What the task requires - Your answer should be a single number: the count of lines that include the word "Vram".
_ _ _ _ _
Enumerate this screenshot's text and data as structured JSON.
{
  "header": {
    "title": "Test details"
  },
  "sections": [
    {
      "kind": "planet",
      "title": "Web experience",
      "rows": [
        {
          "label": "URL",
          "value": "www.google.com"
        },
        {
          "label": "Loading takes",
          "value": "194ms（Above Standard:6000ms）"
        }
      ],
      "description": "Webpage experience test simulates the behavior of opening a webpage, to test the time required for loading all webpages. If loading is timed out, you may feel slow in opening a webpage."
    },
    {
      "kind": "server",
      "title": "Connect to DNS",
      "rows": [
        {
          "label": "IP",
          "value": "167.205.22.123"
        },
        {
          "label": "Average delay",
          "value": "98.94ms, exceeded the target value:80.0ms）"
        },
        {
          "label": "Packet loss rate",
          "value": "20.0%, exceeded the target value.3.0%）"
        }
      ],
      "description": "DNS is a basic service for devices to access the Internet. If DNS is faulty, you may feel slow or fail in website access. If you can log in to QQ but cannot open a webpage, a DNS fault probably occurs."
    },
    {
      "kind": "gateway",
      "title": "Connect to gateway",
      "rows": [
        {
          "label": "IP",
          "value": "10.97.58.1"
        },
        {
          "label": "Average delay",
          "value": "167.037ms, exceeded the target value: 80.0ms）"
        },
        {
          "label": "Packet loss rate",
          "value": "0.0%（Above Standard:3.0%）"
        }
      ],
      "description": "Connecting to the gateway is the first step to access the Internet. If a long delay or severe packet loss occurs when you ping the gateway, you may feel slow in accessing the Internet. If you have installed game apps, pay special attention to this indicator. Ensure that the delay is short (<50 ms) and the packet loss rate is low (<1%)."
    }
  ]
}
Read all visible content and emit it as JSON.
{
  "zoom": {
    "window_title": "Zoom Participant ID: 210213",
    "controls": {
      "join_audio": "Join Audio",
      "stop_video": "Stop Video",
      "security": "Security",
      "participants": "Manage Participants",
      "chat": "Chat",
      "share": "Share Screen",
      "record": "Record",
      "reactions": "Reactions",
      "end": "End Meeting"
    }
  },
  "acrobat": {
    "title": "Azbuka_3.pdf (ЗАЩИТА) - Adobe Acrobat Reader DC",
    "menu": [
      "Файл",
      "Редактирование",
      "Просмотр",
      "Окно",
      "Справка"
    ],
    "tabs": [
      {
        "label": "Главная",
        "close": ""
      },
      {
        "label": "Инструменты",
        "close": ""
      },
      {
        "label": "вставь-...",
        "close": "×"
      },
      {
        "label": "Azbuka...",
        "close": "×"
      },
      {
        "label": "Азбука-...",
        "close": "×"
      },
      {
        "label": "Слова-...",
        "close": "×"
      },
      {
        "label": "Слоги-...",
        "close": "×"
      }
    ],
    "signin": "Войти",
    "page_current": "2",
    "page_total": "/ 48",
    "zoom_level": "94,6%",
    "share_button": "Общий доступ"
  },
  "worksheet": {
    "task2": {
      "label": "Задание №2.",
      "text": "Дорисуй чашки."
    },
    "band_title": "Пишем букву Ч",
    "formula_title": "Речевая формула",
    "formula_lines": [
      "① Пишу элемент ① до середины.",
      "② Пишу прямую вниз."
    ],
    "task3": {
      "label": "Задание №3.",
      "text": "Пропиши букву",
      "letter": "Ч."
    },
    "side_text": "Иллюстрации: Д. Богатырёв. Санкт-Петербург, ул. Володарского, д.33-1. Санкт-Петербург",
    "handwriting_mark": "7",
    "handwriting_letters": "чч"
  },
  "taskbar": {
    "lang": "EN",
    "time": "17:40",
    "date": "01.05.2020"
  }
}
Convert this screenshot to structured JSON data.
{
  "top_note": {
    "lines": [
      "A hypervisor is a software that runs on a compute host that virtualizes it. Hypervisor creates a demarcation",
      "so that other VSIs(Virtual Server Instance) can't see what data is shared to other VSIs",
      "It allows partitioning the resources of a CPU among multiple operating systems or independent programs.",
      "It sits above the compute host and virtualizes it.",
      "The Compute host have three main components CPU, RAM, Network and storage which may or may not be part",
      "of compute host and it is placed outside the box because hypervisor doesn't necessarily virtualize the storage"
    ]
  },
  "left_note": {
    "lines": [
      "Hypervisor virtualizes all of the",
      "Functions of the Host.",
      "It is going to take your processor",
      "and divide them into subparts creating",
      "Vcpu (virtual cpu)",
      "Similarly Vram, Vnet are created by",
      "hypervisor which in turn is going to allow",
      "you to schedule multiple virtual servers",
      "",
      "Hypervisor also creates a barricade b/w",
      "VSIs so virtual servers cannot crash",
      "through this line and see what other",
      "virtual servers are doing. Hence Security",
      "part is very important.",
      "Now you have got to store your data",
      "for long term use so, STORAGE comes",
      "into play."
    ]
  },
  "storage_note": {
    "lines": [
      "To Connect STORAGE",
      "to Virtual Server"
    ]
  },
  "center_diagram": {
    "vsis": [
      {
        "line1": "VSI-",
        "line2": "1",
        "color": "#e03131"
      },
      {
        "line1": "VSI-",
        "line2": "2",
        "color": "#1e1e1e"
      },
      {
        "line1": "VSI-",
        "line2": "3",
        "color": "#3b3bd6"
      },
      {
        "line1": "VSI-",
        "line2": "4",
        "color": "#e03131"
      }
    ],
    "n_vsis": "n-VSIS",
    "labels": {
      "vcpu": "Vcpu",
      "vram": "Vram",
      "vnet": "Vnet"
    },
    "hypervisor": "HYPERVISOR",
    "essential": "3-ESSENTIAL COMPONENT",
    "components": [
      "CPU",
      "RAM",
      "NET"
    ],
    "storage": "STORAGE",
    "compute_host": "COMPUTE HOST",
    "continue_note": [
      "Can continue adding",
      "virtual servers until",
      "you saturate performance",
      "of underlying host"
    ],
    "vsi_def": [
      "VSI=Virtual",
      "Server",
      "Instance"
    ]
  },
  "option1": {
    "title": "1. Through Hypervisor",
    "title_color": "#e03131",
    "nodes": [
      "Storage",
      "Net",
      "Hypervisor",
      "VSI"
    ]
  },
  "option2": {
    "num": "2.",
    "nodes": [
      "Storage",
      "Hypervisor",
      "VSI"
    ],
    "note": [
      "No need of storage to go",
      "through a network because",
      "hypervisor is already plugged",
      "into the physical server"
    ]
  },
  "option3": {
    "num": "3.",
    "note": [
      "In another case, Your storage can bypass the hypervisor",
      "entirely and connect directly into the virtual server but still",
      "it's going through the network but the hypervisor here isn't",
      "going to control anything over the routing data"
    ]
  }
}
_ _ _ _ _
Result of this task - 2